Data entries:
----------------
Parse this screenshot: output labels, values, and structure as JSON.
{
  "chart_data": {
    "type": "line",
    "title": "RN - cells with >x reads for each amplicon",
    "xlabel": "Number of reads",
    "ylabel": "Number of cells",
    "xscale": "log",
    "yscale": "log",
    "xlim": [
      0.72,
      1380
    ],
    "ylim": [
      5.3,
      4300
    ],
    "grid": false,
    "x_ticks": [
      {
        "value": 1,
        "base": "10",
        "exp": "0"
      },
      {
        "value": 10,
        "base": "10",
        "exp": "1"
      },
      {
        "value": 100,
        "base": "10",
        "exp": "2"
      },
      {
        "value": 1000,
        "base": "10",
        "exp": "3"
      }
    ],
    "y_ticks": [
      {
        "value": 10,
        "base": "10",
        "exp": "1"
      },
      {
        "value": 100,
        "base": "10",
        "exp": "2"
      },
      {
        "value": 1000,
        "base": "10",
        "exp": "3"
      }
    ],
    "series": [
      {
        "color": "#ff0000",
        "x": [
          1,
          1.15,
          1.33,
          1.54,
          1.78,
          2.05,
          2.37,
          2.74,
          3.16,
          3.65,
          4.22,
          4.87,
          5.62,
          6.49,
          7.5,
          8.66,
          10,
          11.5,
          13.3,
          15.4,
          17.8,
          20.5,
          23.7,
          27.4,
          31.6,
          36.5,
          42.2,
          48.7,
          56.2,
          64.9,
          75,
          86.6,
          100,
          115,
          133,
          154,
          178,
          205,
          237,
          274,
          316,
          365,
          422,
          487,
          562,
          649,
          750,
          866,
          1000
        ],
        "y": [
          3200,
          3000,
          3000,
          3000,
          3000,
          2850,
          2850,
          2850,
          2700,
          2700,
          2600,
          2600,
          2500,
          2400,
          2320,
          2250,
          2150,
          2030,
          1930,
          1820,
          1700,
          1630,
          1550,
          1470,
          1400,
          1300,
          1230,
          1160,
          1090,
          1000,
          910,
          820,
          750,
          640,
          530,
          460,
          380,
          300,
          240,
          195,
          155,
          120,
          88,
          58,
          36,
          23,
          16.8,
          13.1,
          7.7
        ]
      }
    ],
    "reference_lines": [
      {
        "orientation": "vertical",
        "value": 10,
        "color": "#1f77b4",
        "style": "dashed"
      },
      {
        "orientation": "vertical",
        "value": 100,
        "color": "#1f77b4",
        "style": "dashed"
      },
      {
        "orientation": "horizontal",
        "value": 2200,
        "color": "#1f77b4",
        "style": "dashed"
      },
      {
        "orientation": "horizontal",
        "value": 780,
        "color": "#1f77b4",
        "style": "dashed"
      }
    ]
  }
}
----------------
Go through the data and retype all of it exactly.

Response area =>
Parse this screenshot: output labels, values, and structure as JSON.
{
  "chart_data": {
    "type": "line",
    "title": "RN - cells with >x reads for each amplicon",
    "xlabel": "Number of reads",
    "ylabel": "Number of cells",
    "xscale": "log",
    "yscale": "log",
    "xlim": [
      0.72,
      1380
    ],
    "ylim": [
      5.3,
      4300
    ],
    "grid": false,
    "x_ticks": [
      {
        "value": 1,
        "base": "10",
        "exp": "0"
      },
      {
        "value": 10,
        "base": "10",
        "exp": "1"
      },
      {
        "value": 100,
        "base": "10",
        "exp": "2"
      },
      {
        "value": 1000,
        "base": "10",
        "exp": "3"
      }
    ],
    "y_ticks": [
      {
        "value": 10,
        "base": "10",
        "exp": "1"
      },
      {
        "value": 100,
        "base": "10",
        "exp": "2"
      },
      {
        "value": 1000,
        "base": "10",
        "exp": "3"
      }
    ],
    "series": [
      {
        "color": "#ff0000",
        "x": [
          1,
          1.15,
          1.33,
          1.54,
          1.78,
          2.05,
          2.37,
          2.74,
          3.16,
          3.65,
          4.22,
          4.87,
          5.62,
          6.49,
          7.5,
          8.66,
          10,
          11.5,
          13.3,
          15.4,
          17.8,
          20.5,
          23.7,
          27.4,
          31.6,
          36.5,
          42.2,
          48.7,
          56.2,
          64.9,
          75,
          86.6,
          100,
          115,
          133,
          154,
          178,
          205,
          237,
          274,
          316,
          365,
          422,
          487,
          562,
          649,
          750,
          866,
          1000
        ],
        "y": [
          3200,
          3000,
          3000,
          3000,
          3000,
          2850,
          2850,
          2850,
          2700,
          2700,
          2600,
          2600,
          2500,
          2400,
          2320,
          2250,
          2150,
          2030,
          1930,
          1820,
          1700,
          1630,
          1550,
          1470,
          1400,
          1300,
          1230,
          1160,
          1090,
          1000,
          910,
          820,
          750,
          640,
          530,
          460,
          380,
          300,
          240,
          195,
          155,
          120,
          88,
          58,
          36,
          23,
          16.8,
          13.1,
          7.7
        ]
      }
    ],
    "reference_lines": [
      {
        "orientation": "vertical",
        "value": 10,
        "color": "#1f77b4",
        "style": "dashed"
      },
      {
        "orientation": "vertical",
        "value": 100,
        "color": "#1f77b4",
        "style": "dashed"
      },
      {
        "orientation": "horizontal",
        "value": 2200,
        "color": "#1f77b4",
        "style": "dashed"
      },
      {
        "orientation": "horizontal",
        "value": 780,
        "color": "#1f77b4",
        "style": "dashed"
      }
    ]
  }
}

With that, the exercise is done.